**Records from a collection of figures:**
• • •
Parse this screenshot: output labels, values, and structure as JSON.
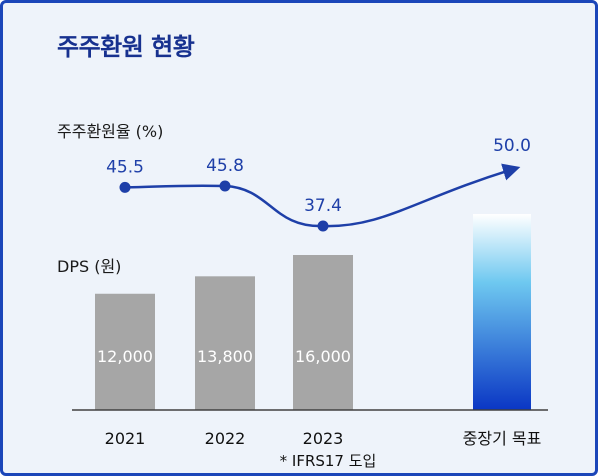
{
  "title": "주주환원 현황",
  "colors": {
    "frame_bg": "#eef3fa",
    "border": "#1b46b9",
    "title": "#17318f",
    "line": "#1e3fa8",
    "bar": "#a6a6a6",
    "target_top": "#ffffff",
    "target_mid": "#6ec8f0",
    "target_bottom": "#0a36c4",
    "axis": "#404040"
  },
  "chart_data": {
    "type": "bar",
    "categories": [
      "2021",
      "2022",
      "2023",
      "중장기 목표"
    ],
    "category_note": "* IFRS17 도입",
    "series": [
      {
        "name": "DPS (원)",
        "type": "bar",
        "values": [
          12000,
          13800,
          16000,
          null
        ],
        "value_labels": [
          "12,000",
          "13,800",
          "16,000",
          null
        ]
      },
      {
        "name": "주주환원율 (%)",
        "type": "line",
        "values": [
          45.5,
          45.8,
          37.4,
          50.0
        ],
        "value_labels": [
          "45.5",
          "45.8",
          "37.4",
          "50.0"
        ]
      }
    ],
    "ylabel_bar": "DPS (원)",
    "ylabel_line": "주주환원율 (%)",
    "target_bar": {
      "category": "중장기 목표",
      "style": "gradient"
    },
    "grid": false,
    "legend": "none"
  }
}
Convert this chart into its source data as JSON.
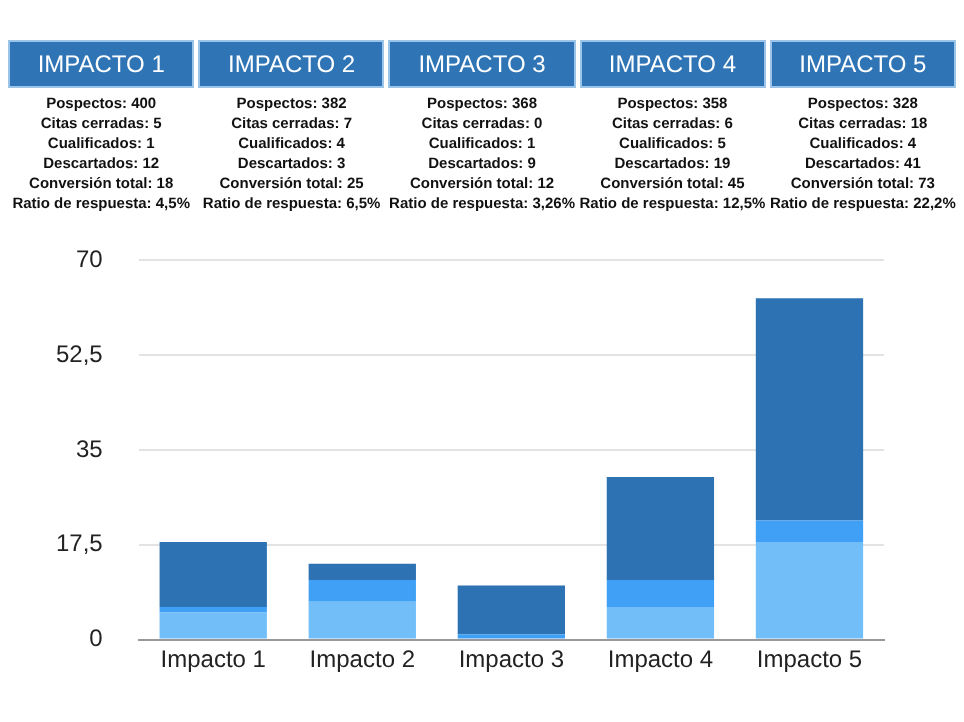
• • •
All the records above need to be given again word for word. Skip the pictures.

Parse this screenshot: output labels, values, and structure as JSON.
{
  "title": "주주환원 현황",
  "colors": {
    "frame_bg": "#eef3fa",
    "border": "#1b46b9",
    "title": "#17318f",
    "line": "#1e3fa8",
    "bar": "#a6a6a6",
    "target_top": "#ffffff",
    "target_mid": "#6ec8f0",
    "target_bottom": "#0a36c4",
    "axis": "#404040"
  },
  "chart_data": {
    "type": "bar",
    "categories": [
      "2021",
      "2022",
      "2023",
      "중장기 목표"
    ],
    "category_note": "* IFRS17 도입",
    "series": [
      {
        "name": "DPS (원)",
        "type": "bar",
        "values": [
          12000,
          13800,
          16000,
          null
        ],
        "value_labels": [
          "12,000",
          "13,800",
          "16,000",
          null
        ]
      },
      {
        "name": "주주환원율 (%)",
        "type": "line",
        "values": [
          45.5,
          45.8,
          37.4,
          50.0
        ],
        "value_labels": [
          "45.5",
          "45.8",
          "37.4",
          "50.0"
        ]
      }
    ],
    "ylabel_bar": "DPS (원)",
    "ylabel_line": "주주환원율 (%)",
    "target_bar": {
      "category": "중장기 목표",
      "style": "gradient"
    },
    "grid": false,
    "legend": "none"
  }
}
Convert this chart into its source data as JSON.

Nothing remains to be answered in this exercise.